* WHAT THE EXERCISE ASKS
Where a line contains the word "JSON", copy that line.
— START —
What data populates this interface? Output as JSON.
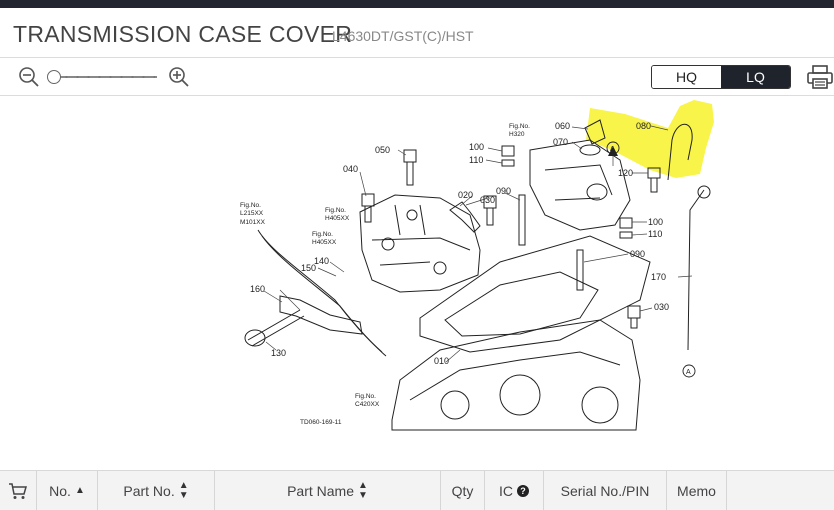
{
  "header": {
    "title": "TRANSMISSION CASE COVER",
    "model": "L4630DT/GST(C)/HST"
  },
  "toolbar": {
    "quality_hq": "HQ",
    "quality_lq": "LQ",
    "selected_quality": "LQ",
    "zoom_level": 0
  },
  "diagram": {
    "code": "TD060-169-11",
    "callouts": {
      "c010": "010",
      "c020": "020",
      "c030a": "030",
      "c030b": "030",
      "c040": "040",
      "c050": "050",
      "c060": "060",
      "c070": "070",
      "c080": "080",
      "c090a": "090",
      "c090b": "090",
      "c100a": "100",
      "c100b": "100",
      "c110a": "110",
      "c110b": "110",
      "c120": "120",
      "c130": "130",
      "c140": "140",
      "c150": "150",
      "c160": "160",
      "c170": "170",
      "arrowA1": "A",
      "arrowA2": "A"
    },
    "figrefs": {
      "h320a": "Fig.No.",
      "h320b": "H320",
      "l215a": "Fig.No.",
      "l215b": "L215XX",
      "l215c": "M101XX",
      "h405a": "Fig.No.",
      "h405b": "H405XX",
      "h405c": "Fig.No.",
      "h405d": "H405XX",
      "c420a": "Fig.No.",
      "c420b": "C420XX"
    },
    "highlight_color": "#f7f22a"
  },
  "table": {
    "columns": [
      "No.",
      "Part No.",
      "Part Name",
      "Qty",
      "IC",
      "Serial No./PIN",
      "Memo"
    ]
  }
}
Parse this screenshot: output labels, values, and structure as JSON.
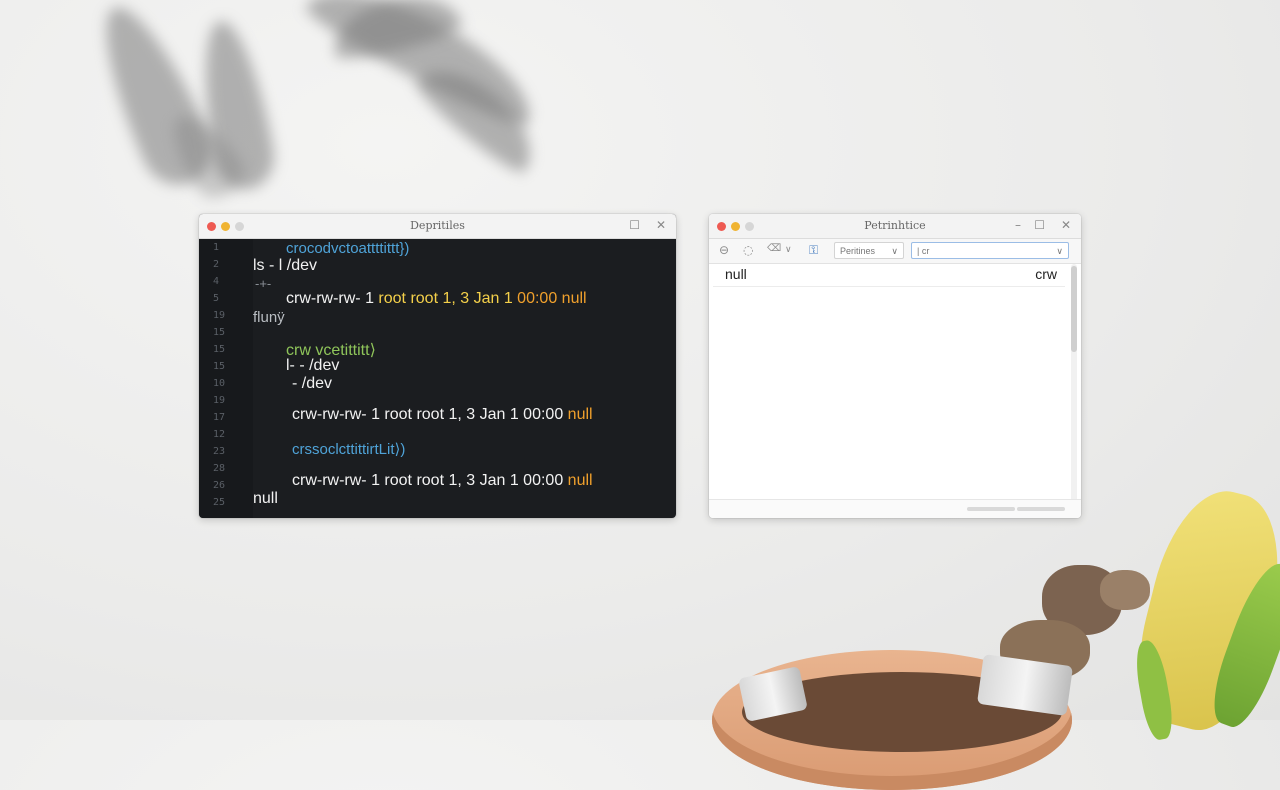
{
  "terminal": {
    "title": "Depritiles",
    "line_numbers": [
      "1",
      "2",
      "4",
      "5",
      "19",
      "15",
      "15",
      "15",
      "10",
      "19",
      "17",
      "12",
      "23",
      "28",
      "26",
      "25"
    ],
    "lines": [
      {
        "text": "crocodvctoattttittt})",
        "style": "blue"
      },
      {
        "text": "ls - l /dev",
        "style": "big"
      },
      {
        "text": "-+-",
        "style": "dim"
      },
      {
        "prefix": "crw-rw-rw- 1 ",
        "mid": "root root 1, 3 Jan 1 ",
        "time": "00:00",
        "tail": " null"
      },
      {
        "text": "flunÿ",
        "style": "dim"
      },
      {
        "text": "crw vcetittitt⟩",
        "style": "green"
      },
      {
        "text": "l- - /dev",
        "style": "big"
      },
      {
        "text": "- /dev",
        "style": "big"
      },
      {
        "text": "crw-rw-rw-  1 root root 1, 3 Jan 1 00:00",
        "tail": " null"
      },
      {
        "text": "crssoclcttittirtLit⟩)",
        "style": "blue"
      },
      {
        "text": "crw-rw-rw-  1 root root 1, 3 Jan 1 00:00",
        "tail": " null"
      },
      {
        "text": "null",
        "style": "big"
      }
    ]
  },
  "editor": {
    "title": "Petrinhtice",
    "toolbar": {
      "dropdown1_label": "Peritines",
      "dropdown2_value": "| cr"
    },
    "rows": [
      {
        "name": "null",
        "type": "crw"
      }
    ]
  },
  "colors": {
    "accent_yellow": "#f4d04a",
    "accent_orange": "#f0a02c",
    "terminal_bg": "#1b1d20"
  }
}
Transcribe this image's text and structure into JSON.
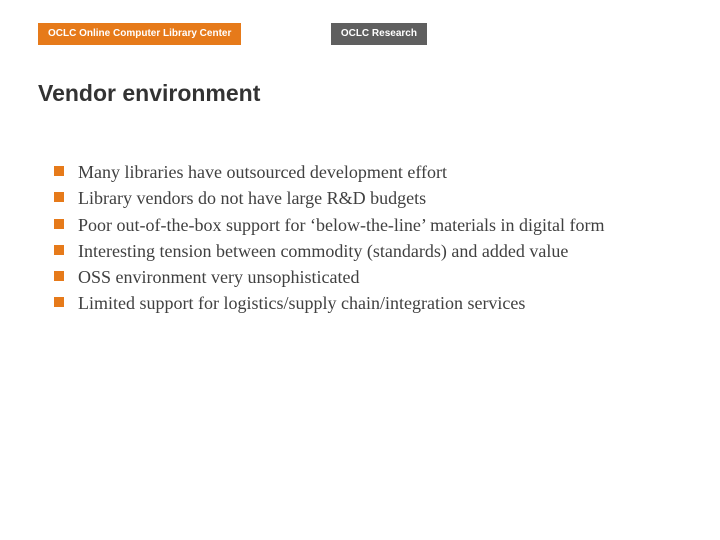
{
  "header": {
    "badge_left": "OCLC Online Computer Library Center",
    "badge_right": "OCLC Research"
  },
  "title": "Vendor environment",
  "bullets": [
    "Many libraries have outsourced development effort",
    "Library vendors do not have large R&D budgets",
    "Poor out-of-the-box support for ‘below-the-line’ materials in digital form",
    "Interesting tension between commodity (standards) and added value",
    "OSS environment very unsophisticated",
    "Limited support for logistics/supply chain/integration services"
  ],
  "colors": {
    "accent": "#e67a1a",
    "badge_secondary": "#5f5f5f",
    "text": "#333333"
  }
}
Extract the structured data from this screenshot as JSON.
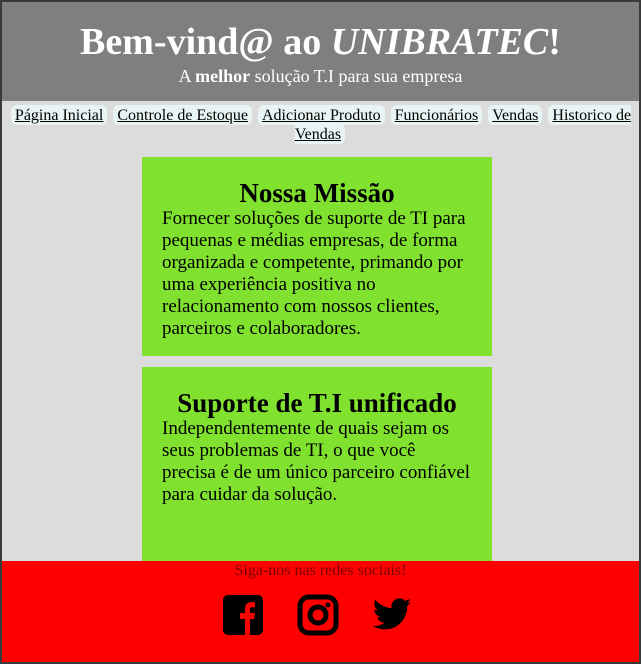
{
  "header": {
    "title_prefix": "Bem-vind@ ao ",
    "title_brand": "UNIBRATEC",
    "title_suffix": "!",
    "tagline_prefix": "A ",
    "tagline_bold": "melhor",
    "tagline_suffix": " solução T.I para sua empresa"
  },
  "nav": {
    "items": [
      {
        "label": "Página Inicial"
      },
      {
        "label": "Controle de Estoque"
      },
      {
        "label": "Adicionar Produto"
      },
      {
        "label": "Funcionários"
      },
      {
        "label": "Vendas"
      },
      {
        "label": "Historico de Vendas"
      }
    ]
  },
  "main": {
    "cards": [
      {
        "title": "Nossa Missão",
        "text": "Fornecer soluções de suporte de TI para pequenas e médias empresas, de forma organizada e competente, primando por uma experiência positiva no relacionamento com nossos clientes, parceiros e colaboradores."
      },
      {
        "title": "Suporte de T.I unificado",
        "text": "Independentemente de quais sejam os seus problemas de TI, o que você precisa é de um único parceiro confiável para cuidar da solução."
      }
    ]
  },
  "footer": {
    "follow_text": "Siga-nos nas redes sociais!",
    "socials": [
      {
        "icon": "facebook-icon"
      },
      {
        "icon": "instagram-icon"
      },
      {
        "icon": "twitter-icon"
      }
    ]
  },
  "colors": {
    "header_bg": "#7f7f7f",
    "page_bg": "#dcdcdc",
    "card_bg": "#80e22e",
    "footer_bg": "#ff0000"
  }
}
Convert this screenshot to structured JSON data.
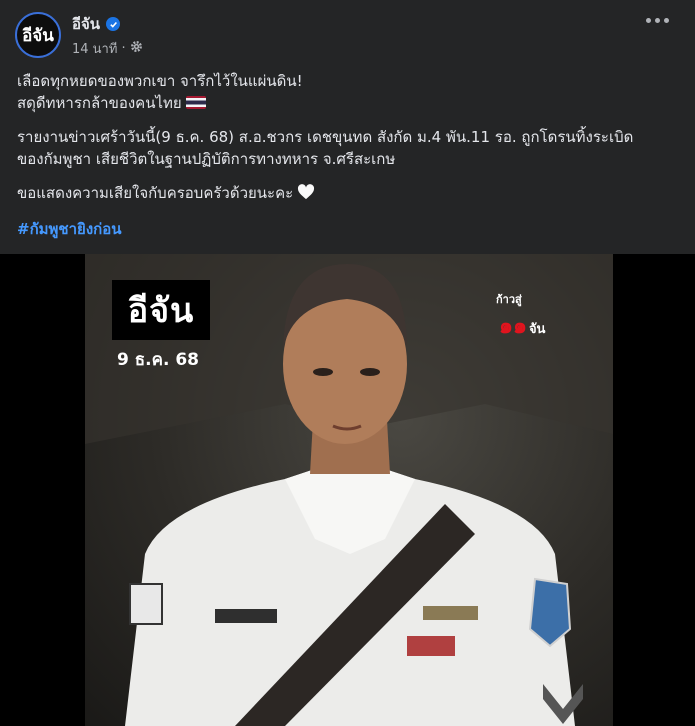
{
  "post": {
    "avatar_text": "อีจัน",
    "page_name": "อีจัน",
    "timestamp": "14 นาที",
    "meta_separator": "·",
    "lines": [
      "เลือดทุกหยดของพวกเขา จารึกไว้ในแผ่นดิน!",
      "สดุดีทหารกล้าของคนไทย",
      "รายงานข่าวเศร้าวันนี้(9 ธ.ค. 68) ส.อ.ชวกร เดชขุนทด สังกัด ม.4 พัน.11 รอ. ถูกโดรนทิ้งระเบิด",
      "ของกัมพูชา เสียชีวิตในฐานปฏิบัติการทางทหาร จ.ศรีสะเกษ",
      "ขอแสดงความเสียใจกับครอบครัวด้วยนะคะ"
    ],
    "hashtag": "#กัมพูชายิงก่อน"
  },
  "image": {
    "logo_text": "อีจัน",
    "date_text": "9 ธ.ค. 68",
    "brand_small": "ก้าวสู่",
    "brand_number": "๑๑",
    "brand_suffix": "จัน"
  },
  "icons": [
    "verified-badge-icon",
    "privacy-gear-icon",
    "more-options-icon",
    "thai-flag-emoji",
    "white-heart-emoji"
  ],
  "colors": {
    "background": "#242526",
    "text": "#e4e6eb",
    "secondary_text": "#b0b3b8",
    "hashtag": "#4599ff",
    "verified": "#1b74e4"
  }
}
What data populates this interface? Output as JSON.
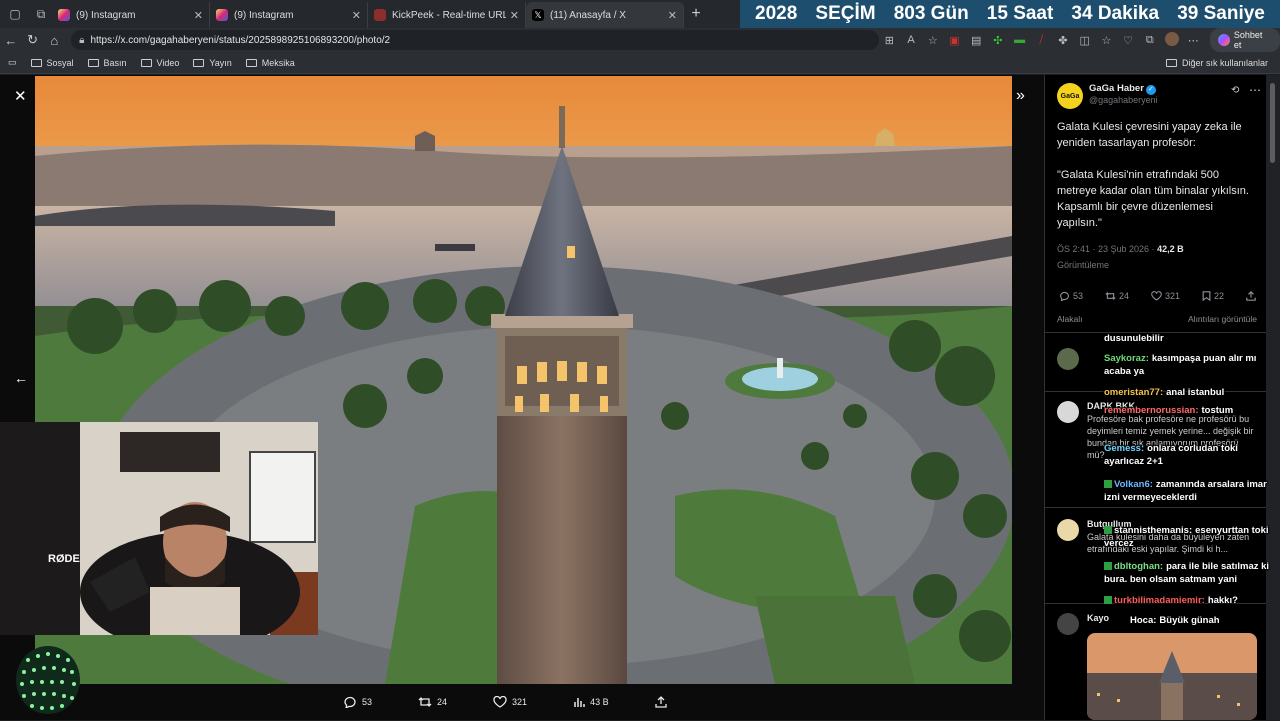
{
  "tabs": [
    {
      "title": "(9) Instagram",
      "favicon_color": "#d6306f"
    },
    {
      "title": "(9) Instagram",
      "favicon_color": "#d6306f"
    },
    {
      "title": "KickPeek - Real-time URL Crawler",
      "favicon_color": "#8e2d2d"
    },
    {
      "title": "(11) Anasayfa / X",
      "favicon_color": "#000000",
      "active": true
    }
  ],
  "banner": {
    "year": "2028",
    "label": "SEÇİM",
    "days": "803 Gün",
    "hours": "15 Saat",
    "minutes": "34 Dakika",
    "seconds": "39 Saniye"
  },
  "address": {
    "url": "https://x.com/gagahaberyeni/status/2025898925106893200/photo/2",
    "copilot_label": "Sohbet et"
  },
  "bookmarks": {
    "items": [
      "Sosyal",
      "Basın",
      "Video",
      "Yayın",
      "Meksika"
    ],
    "other": "Diğer sık kullanılanlar"
  },
  "viewer_actions": {
    "replies": "53",
    "reposts": "24",
    "likes": "321",
    "views": "43 B"
  },
  "tweet": {
    "name": "GaGa Haber",
    "handle": "@gagahaberyeni",
    "avatar_text": "GaGa",
    "text": "Galata Kulesi çevresini yapay zeka ile yeniden tasarlayan profesör:\n\n\"Galata Kulesi'nin etrafındaki 500 metreye kadar olan tüm binalar yıkılsın. Kapsamlı bir çevre düzenlemesi yapılsın.\"",
    "time": "ÖS 2:41 · 23 Şub 2026 · ",
    "views_count": "42,2 B",
    "views_label": "Görüntüleme",
    "replies": "53",
    "reposts": "24",
    "likes": "321",
    "bookmarks": "22",
    "sort_label": "Alakalı",
    "quotes_label": "Alıntıları görüntüle"
  },
  "replies": [
    {
      "name": "DARK BKK",
      "text": "Profesöre bak profesöre ne profesörü bu deyimleri temiz yemek yerine... değişik bir bundan bir şık anlamıyorum profesörü mü?"
    },
    {
      "name": "Butgullum",
      "text": "Galata kulesini daha da büyüleyen zaten etrafındaki eski yapılar. Şimdi ki h..."
    },
    {
      "name": "Kayo",
      "text": ""
    }
  ],
  "chat": [
    {
      "user": "",
      "text": "dusunulebilir"
    },
    {
      "user": "Saykoraz:",
      "text": "kasımpaşa puan alır mı acaba ya"
    },
    {
      "user": "omeristan77:",
      "text": "anal istanbul"
    },
    {
      "user": "remembernorussian:",
      "text": "tostum"
    },
    {
      "user": "Gemess:",
      "text": "onlara corludan toki ayarlıcaz 2+1"
    },
    {
      "user": "Volkan6:",
      "text": "zamanında arsalara imar izni vermeyeceklerdi"
    },
    {
      "user": "stannisthemanis:",
      "text": "esenyurttan toki vercez"
    },
    {
      "user": "dbltoghan:",
      "text": "para ile bile satılmaz ki bura. ben olsam satmam yani"
    },
    {
      "user": "turkbilimadamiemir:",
      "text": "hakkı?"
    },
    {
      "user": "Hoca:",
      "text": "Büyük günah"
    }
  ]
}
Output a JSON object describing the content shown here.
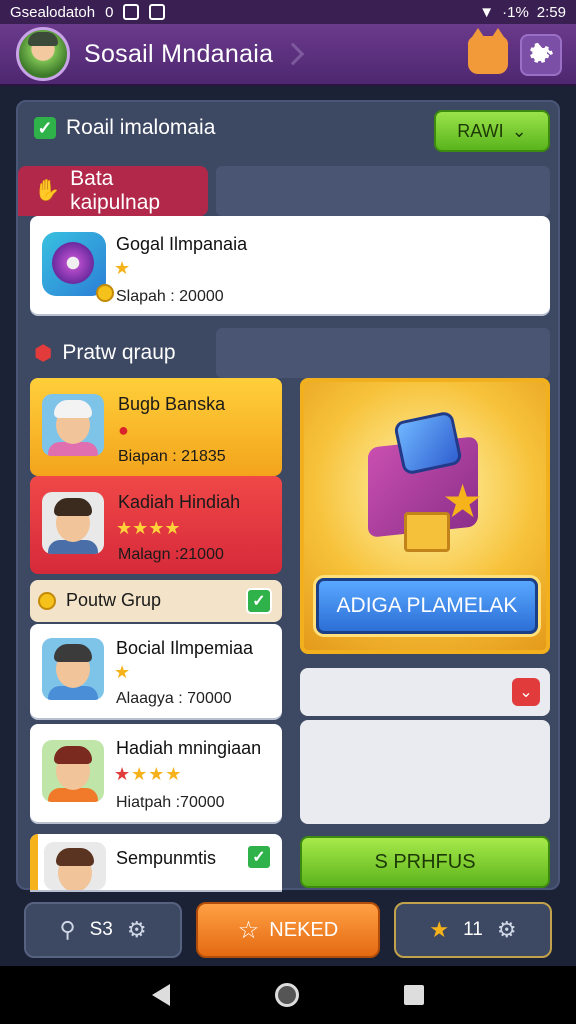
{
  "status_bar": {
    "left_text": "Gsealodatoh",
    "left_num": "0",
    "right_text": "·1%",
    "time": "2:59"
  },
  "header": {
    "title": "Sosail Mndanaia"
  },
  "section1": {
    "title": "Roail imalomaia",
    "button_label": "RAWI"
  },
  "section2": {
    "title": "Bata kaipulnap"
  },
  "top_card": {
    "name": "Gogal Ilmpanaia",
    "stat": "Slapah : 20000"
  },
  "section3": {
    "title": "Pratw qraup"
  },
  "group_cards": [
    {
      "name": "Bugb Banska",
      "stat": "Biapan : 21835"
    },
    {
      "name": "Kadiah Hindiah",
      "stat": "Malagn :21000"
    }
  ],
  "sub_section": {
    "title": "Poutw Grup"
  },
  "list_cards": [
    {
      "name": "Bocial Ilmpemiaa",
      "stat": "Alaagya : 70000"
    },
    {
      "name": "Hadiah mningiaan",
      "stat": "Hiatpah :70000"
    },
    {
      "name": "Sempunmtis"
    }
  ],
  "promo": {
    "button_label": "ADIGA PLAMELAK"
  },
  "green_button": {
    "label": "S PRHFUS"
  },
  "bottom_bar": {
    "left_count": "S3",
    "middle_label": "NEKED",
    "right_count": "11"
  },
  "colors": {
    "accent_purple": "#6b3a8c",
    "green": "#5ab41c",
    "red": "#b1284a",
    "orange": "#e46a12",
    "gold": "#f2b01f"
  }
}
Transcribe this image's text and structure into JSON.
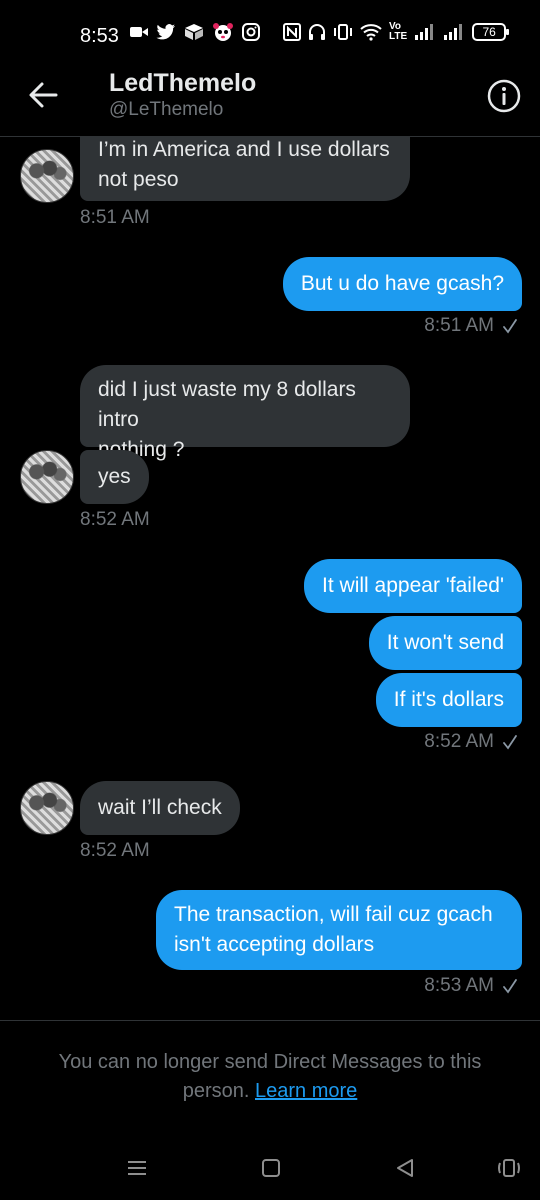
— END —
* WRITTEN RESPONSE
What data populates this interface? Output as JSON.
Parse this screenshot: output labels, values, and structure as JSON.
Transcribe this image's text and structure into JSON.
Extract the structured data from this screenshot as JSON.
Convert this screenshot to structured JSON data.
What data populates this interface? Output as JSON.
Output a JSON object describing the content shown here.
Transcribe this image's text and structure into JSON.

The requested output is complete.